Work through the data line by line, gathering every line that has the word "aminokyseliny".

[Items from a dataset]
**********
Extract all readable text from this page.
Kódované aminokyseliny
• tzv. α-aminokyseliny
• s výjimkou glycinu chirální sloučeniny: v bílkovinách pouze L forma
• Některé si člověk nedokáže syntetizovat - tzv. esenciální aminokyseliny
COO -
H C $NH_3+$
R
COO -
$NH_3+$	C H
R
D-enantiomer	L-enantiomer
**********
▶ Worked solution
Kódované aminokyseliny
• tzv. α-aminokyseliny
• Některé si člověk nedokáže syntetizovat - tzv. esenciální aminokyseliny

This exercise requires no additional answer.